**Entries supplied**

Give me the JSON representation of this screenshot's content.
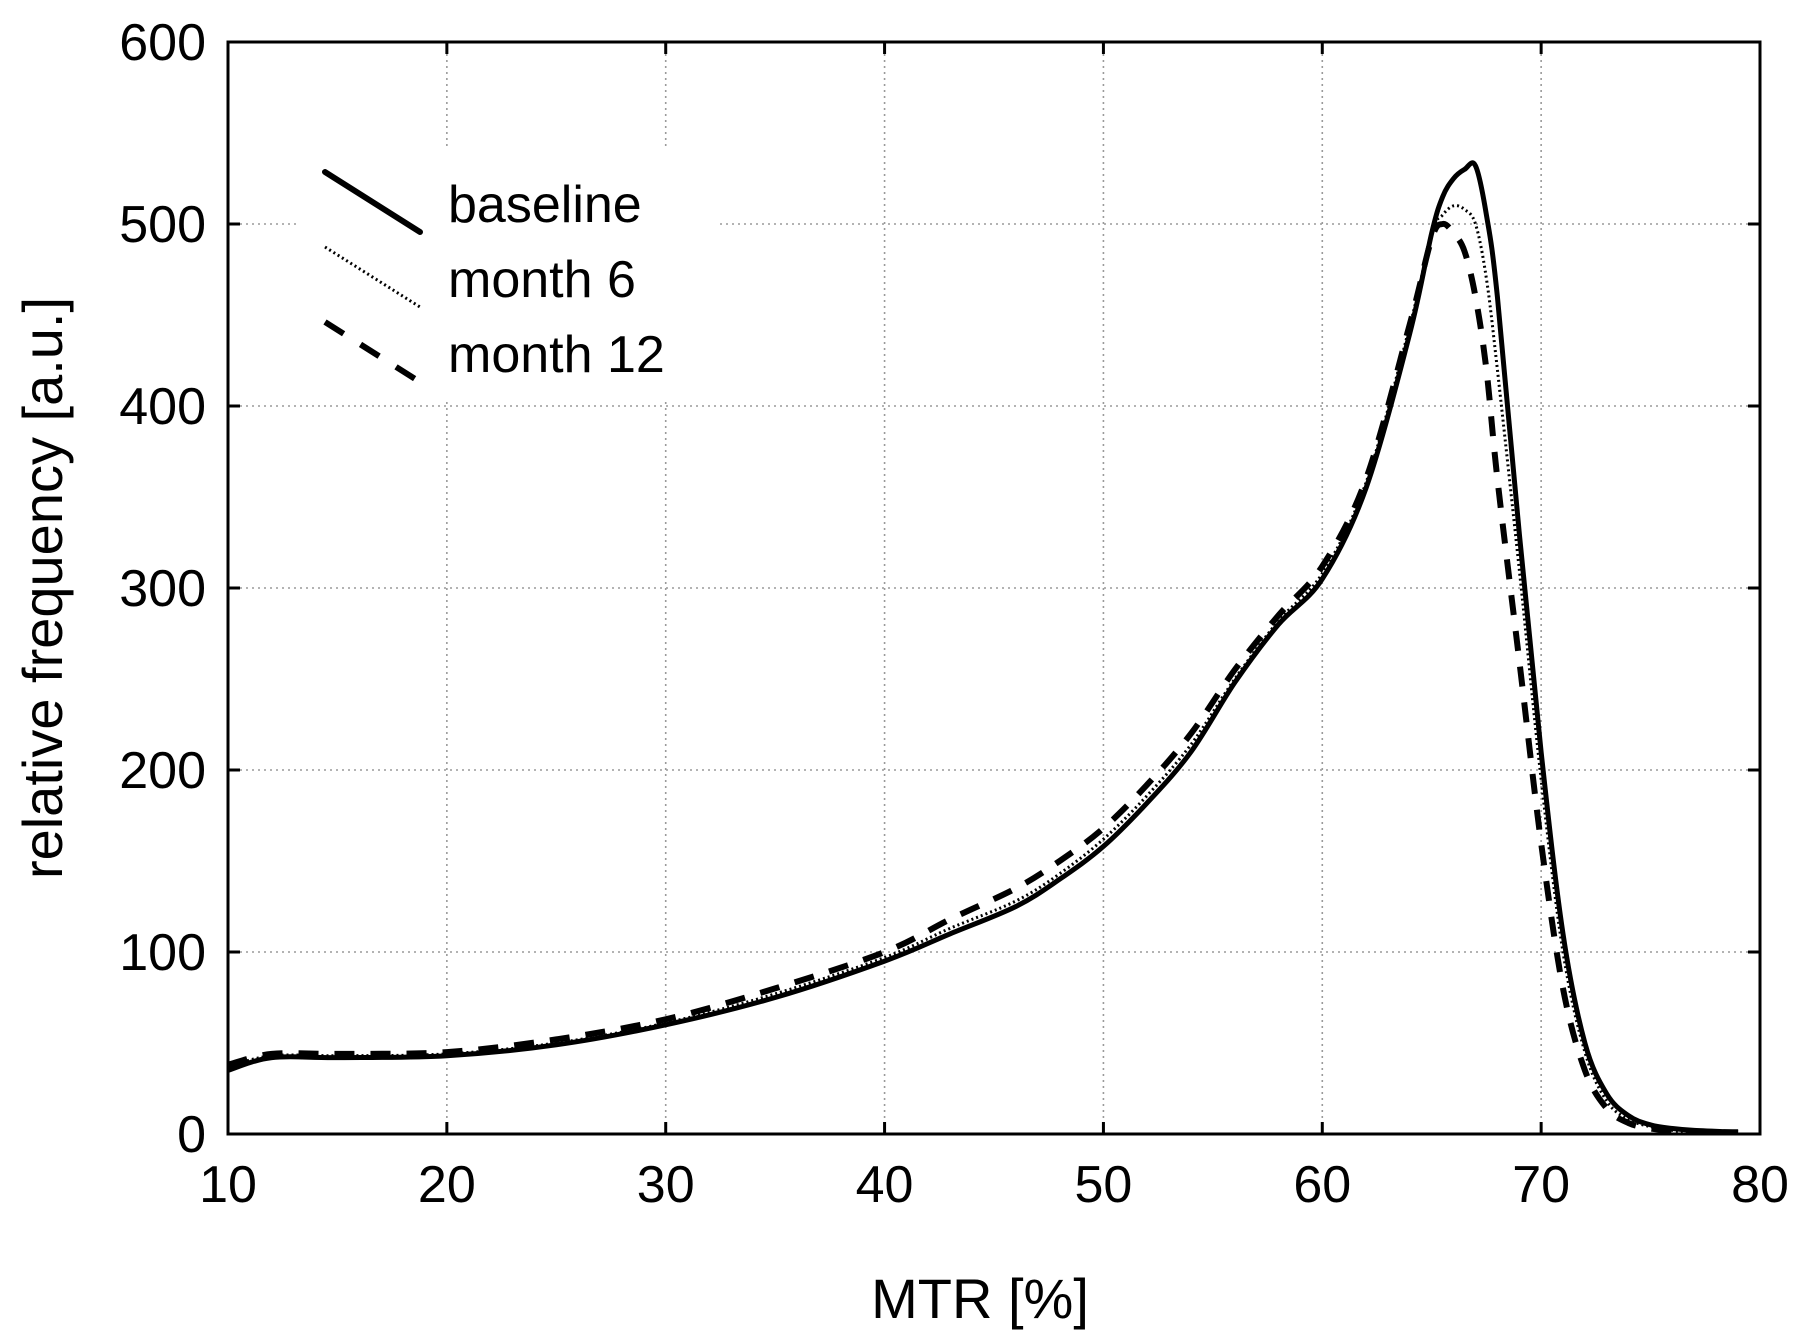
{
  "chart_data": {
    "type": "line",
    "title": "",
    "xlabel": "MTR [%]",
    "ylabel": "relative frequency [a.u.]",
    "xlim": [
      10,
      80
    ],
    "ylim": [
      0,
      600
    ],
    "xticks": [
      10,
      20,
      30,
      40,
      50,
      60,
      70,
      80
    ],
    "yticks": [
      0,
      100,
      200,
      300,
      400,
      500,
      600
    ],
    "xtick_labels": [
      "10",
      "20",
      "30",
      "40",
      "50",
      "60",
      "70",
      "80"
    ],
    "ytick_labels": [
      "0",
      "100",
      "200",
      "300",
      "400",
      "500",
      "600"
    ],
    "grid": true,
    "legend_position": "top-left",
    "series": [
      {
        "name": "baseline",
        "style": "solid",
        "x": [
          10,
          12,
          15,
          20,
          25,
          30,
          35,
          40,
          43,
          46,
          48,
          50,
          52,
          54,
          56,
          58,
          60,
          62,
          64,
          65,
          65.5,
          66,
          66.5,
          67,
          67.5,
          68,
          69,
          70,
          71,
          72,
          73,
          74,
          75,
          76,
          77,
          79
        ],
        "y": [
          35,
          42,
          42,
          43,
          49,
          60,
          75,
          95,
          110,
          125,
          140,
          158,
          182,
          210,
          248,
          280,
          305,
          355,
          440,
          495,
          515,
          525,
          530,
          532,
          505,
          460,
          330,
          210,
          110,
          50,
          22,
          10,
          5,
          3,
          2,
          1
        ]
      },
      {
        "name": "month 6",
        "style": "dotted",
        "x": [
          10,
          12,
          15,
          20,
          25,
          30,
          35,
          40,
          43,
          46,
          48,
          50,
          52,
          54,
          56,
          58,
          60,
          62,
          64,
          65,
          65.5,
          66,
          66.5,
          67,
          67.5,
          68,
          69,
          70,
          71,
          72,
          73,
          74,
          75,
          76,
          77,
          79
        ],
        "y": [
          37,
          43,
          43,
          44,
          50,
          61,
          77,
          97,
          113,
          128,
          143,
          162,
          186,
          214,
          250,
          282,
          308,
          358,
          444,
          495,
          505,
          510,
          508,
          500,
          470,
          420,
          310,
          195,
          100,
          45,
          18,
          8,
          4,
          2,
          1,
          1
        ]
      },
      {
        "name": "month 12",
        "style": "dashed",
        "x": [
          10,
          12,
          15,
          20,
          25,
          30,
          35,
          40,
          43,
          46,
          48,
          50,
          52,
          54,
          56,
          58,
          60,
          62,
          64,
          65,
          65.5,
          66,
          66.5,
          67,
          67.5,
          68,
          69,
          70,
          71,
          72,
          73,
          74,
          75,
          76,
          77,
          79
        ],
        "y": [
          38,
          44,
          44,
          45,
          52,
          63,
          80,
          100,
          118,
          135,
          150,
          168,
          192,
          220,
          255,
          285,
          312,
          360,
          445,
          492,
          500,
          495,
          485,
          460,
          420,
          360,
          260,
          160,
          80,
          35,
          14,
          6,
          3,
          2,
          1,
          1
        ]
      }
    ]
  }
}
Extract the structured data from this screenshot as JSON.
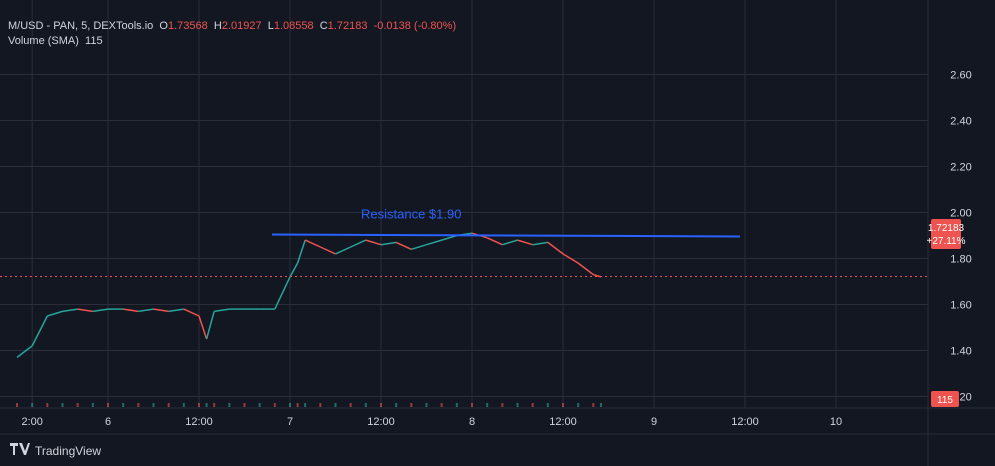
{
  "legend": {
    "symbol": "M/USD - PAN, 5, DEXTools.io",
    "open_label": "O",
    "open": "1.73568",
    "high_label": "H",
    "high": "2.01927",
    "low_label": "L",
    "low": "1.08558",
    "close_label": "C",
    "close": "1.72183",
    "change": "-0.0138 (-0.80%)",
    "volume_label": "Volume (SMA)",
    "volume": "115"
  },
  "price_tag": {
    "price": "1.72183",
    "change_pct": "+27.11%"
  },
  "volume_tag": "115",
  "annotation": {
    "text": "Resistance $1.90",
    "price": 1.9
  },
  "footer": {
    "brand": "TradingView"
  },
  "colors": {
    "bg": "#131722",
    "up": "#26a69a",
    "down": "#ef5350",
    "resistance": "#2962ff",
    "grid": "#2a2e39"
  },
  "chart_data": {
    "type": "line",
    "title": "M/USD - PAN, 5, DEXTools.io",
    "y_ticks": [
      "1.20",
      "1.40",
      "1.60",
      "1.80",
      "2.00",
      "2.20",
      "2.40",
      "2.60"
    ],
    "x_ticks": [
      "2:00",
      "6",
      "12:00",
      "7",
      "12:00",
      "8",
      "12:00",
      "9",
      "12:00",
      "10"
    ],
    "ylim": [
      1.0,
      2.65
    ],
    "series": [
      {
        "x": [
          "5 12:00",
          "5 14:00",
          "5 16:00",
          "5 18:00",
          "5 20:00",
          "5 22:00",
          "6 00:00",
          "6 02:00",
          "6 04:00",
          "6 06:00",
          "6 08:00",
          "6 10:00",
          "6 12:00",
          "6 13:00",
          "6 14:00",
          "6 16:00",
          "6 18:00",
          "6 20:00",
          "6 22:00",
          "7 00:00",
          "7 01:00",
          "7 02:00",
          "7 04:00",
          "7 06:00",
          "7 08:00",
          "7 10:00",
          "7 12:00",
          "7 14:00",
          "7 16:00",
          "7 18:00",
          "7 20:00",
          "7 22:00",
          "8 00:00",
          "8 02:00",
          "8 04:00",
          "8 06:00",
          "8 08:00",
          "8 10:00",
          "8 12:00",
          "8 14:00",
          "8 16:00",
          "8 17:00"
        ],
        "values": [
          1.37,
          1.42,
          1.55,
          1.57,
          1.58,
          1.57,
          1.58,
          1.58,
          1.57,
          1.58,
          1.57,
          1.58,
          1.55,
          1.45,
          1.57,
          1.58,
          1.58,
          1.58,
          1.58,
          1.72,
          1.78,
          1.88,
          1.85,
          1.82,
          1.85,
          1.88,
          1.86,
          1.87,
          1.84,
          1.86,
          1.88,
          1.9,
          1.91,
          1.89,
          1.86,
          1.88,
          1.86,
          1.87,
          1.82,
          1.78,
          1.73,
          1.72
        ]
      }
    ],
    "volume_current": 115,
    "grid": true
  }
}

**Written request**
Print each entry shown above with exact wording and no pictures.

**Output**
Give me the JSON representation of this screenshot's content.
{
  "chart_data": {
    "type": "line",
    "title": "",
    "xlabel": "MTR [%]",
    "ylabel": "relative frequency [a.u.]",
    "xlim": [
      10,
      80
    ],
    "ylim": [
      0,
      600
    ],
    "xticks": [
      10,
      20,
      30,
      40,
      50,
      60,
      70,
      80
    ],
    "yticks": [
      0,
      100,
      200,
      300,
      400,
      500,
      600
    ],
    "xtick_labels": [
      "10",
      "20",
      "30",
      "40",
      "50",
      "60",
      "70",
      "80"
    ],
    "ytick_labels": [
      "0",
      "100",
      "200",
      "300",
      "400",
      "500",
      "600"
    ],
    "grid": true,
    "legend_position": "top-left",
    "series": [
      {
        "name": "baseline",
        "style": "solid",
        "x": [
          10,
          12,
          15,
          20,
          25,
          30,
          35,
          40,
          43,
          46,
          48,
          50,
          52,
          54,
          56,
          58,
          60,
          62,
          64,
          65,
          65.5,
          66,
          66.5,
          67,
          67.5,
          68,
          69,
          70,
          71,
          72,
          73,
          74,
          75,
          76,
          77,
          79
        ],
        "y": [
          35,
          42,
          42,
          43,
          49,
          60,
          75,
          95,
          110,
          125,
          140,
          158,
          182,
          210,
          248,
          280,
          305,
          355,
          440,
          495,
          515,
          525,
          530,
          532,
          505,
          460,
          330,
          210,
          110,
          50,
          22,
          10,
          5,
          3,
          2,
          1
        ]
      },
      {
        "name": "month 6",
        "style": "dotted",
        "x": [
          10,
          12,
          15,
          20,
          25,
          30,
          35,
          40,
          43,
          46,
          48,
          50,
          52,
          54,
          56,
          58,
          60,
          62,
          64,
          65,
          65.5,
          66,
          66.5,
          67,
          67.5,
          68,
          69,
          70,
          71,
          72,
          73,
          74,
          75,
          76,
          77,
          79
        ],
        "y": [
          37,
          43,
          43,
          44,
          50,
          61,
          77,
          97,
          113,
          128,
          143,
          162,
          186,
          214,
          250,
          282,
          308,
          358,
          444,
          495,
          505,
          510,
          508,
          500,
          470,
          420,
          310,
          195,
          100,
          45,
          18,
          8,
          4,
          2,
          1,
          1
        ]
      },
      {
        "name": "month 12",
        "style": "dashed",
        "x": [
          10,
          12,
          15,
          20,
          25,
          30,
          35,
          40,
          43,
          46,
          48,
          50,
          52,
          54,
          56,
          58,
          60,
          62,
          64,
          65,
          65.5,
          66,
          66.5,
          67,
          67.5,
          68,
          69,
          70,
          71,
          72,
          73,
          74,
          75,
          76,
          77,
          79
        ],
        "y": [
          38,
          44,
          44,
          45,
          52,
          63,
          80,
          100,
          118,
          135,
          150,
          168,
          192,
          220,
          255,
          285,
          312,
          360,
          445,
          492,
          500,
          495,
          485,
          460,
          420,
          360,
          260,
          160,
          80,
          35,
          14,
          6,
          3,
          2,
          1,
          1
        ]
      }
    ]
  }
}
Extract the structured data from this screenshot as JSON.
{
  "legend": {
    "symbol": "M/USD - PAN, 5, DEXTools.io",
    "open_label": "O",
    "open": "1.73568",
    "high_label": "H",
    "high": "2.01927",
    "low_label": "L",
    "low": "1.08558",
    "close_label": "C",
    "close": "1.72183",
    "change": "-0.0138 (-0.80%)",
    "volume_label": "Volume (SMA)",
    "volume": "115"
  },
  "price_tag": {
    "price": "1.72183",
    "change_pct": "+27.11%"
  },
  "volume_tag": "115",
  "annotation": {
    "text": "Resistance $1.90",
    "price": 1.9
  },
  "footer": {
    "brand": "TradingView"
  },
  "colors": {
    "bg": "#131722",
    "up": "#26a69a",
    "down": "#ef5350",
    "resistance": "#2962ff",
    "grid": "#2a2e39"
  },
  "chart_data": {
    "type": "line",
    "title": "M/USD - PAN, 5, DEXTools.io",
    "y_ticks": [
      "1.20",
      "1.40",
      "1.60",
      "1.80",
      "2.00",
      "2.20",
      "2.40",
      "2.60"
    ],
    "x_ticks": [
      "2:00",
      "6",
      "12:00",
      "7",
      "12:00",
      "8",
      "12:00",
      "9",
      "12:00",
      "10"
    ],
    "ylim": [
      1.0,
      2.65
    ],
    "series": [
      {
        "x": [
          "5 12:00",
          "5 14:00",
          "5 16:00",
          "5 18:00",
          "5 20:00",
          "5 22:00",
          "6 00:00",
          "6 02:00",
          "6 04:00",
          "6 06:00",
          "6 08:00",
          "6 10:00",
          "6 12:00",
          "6 13:00",
          "6 14:00",
          "6 16:00",
          "6 18:00",
          "6 20:00",
          "6 22:00",
          "7 00:00",
          "7 01:00",
          "7 02:00",
          "7 04:00",
          "7 06:00",
          "7 08:00",
          "7 10:00",
          "7 12:00",
          "7 14:00",
          "7 16:00",
          "7 18:00",
          "7 20:00",
          "7 22:00",
          "8 00:00",
          "8 02:00",
          "8 04:00",
          "8 06:00",
          "8 08:00",
          "8 10:00",
          "8 12:00",
          "8 14:00",
          "8 16:00",
          "8 17:00"
        ],
        "values": [
          1.37,
          1.42,
          1.55,
          1.57,
          1.58,
          1.57,
          1.58,
          1.58,
          1.57,
          1.58,
          1.57,
          1.58,
          1.55,
          1.45,
          1.57,
          1.58,
          1.58,
          1.58,
          1.58,
          1.72,
          1.78,
          1.88,
          1.85,
          1.82,
          1.85,
          1.88,
          1.86,
          1.87,
          1.84,
          1.86,
          1.88,
          1.9,
          1.91,
          1.89,
          1.86,
          1.88,
          1.86,
          1.87,
          1.82,
          1.78,
          1.73,
          1.72
        ]
      }
    ],
    "volume_current": 115,
    "grid": true
  }
}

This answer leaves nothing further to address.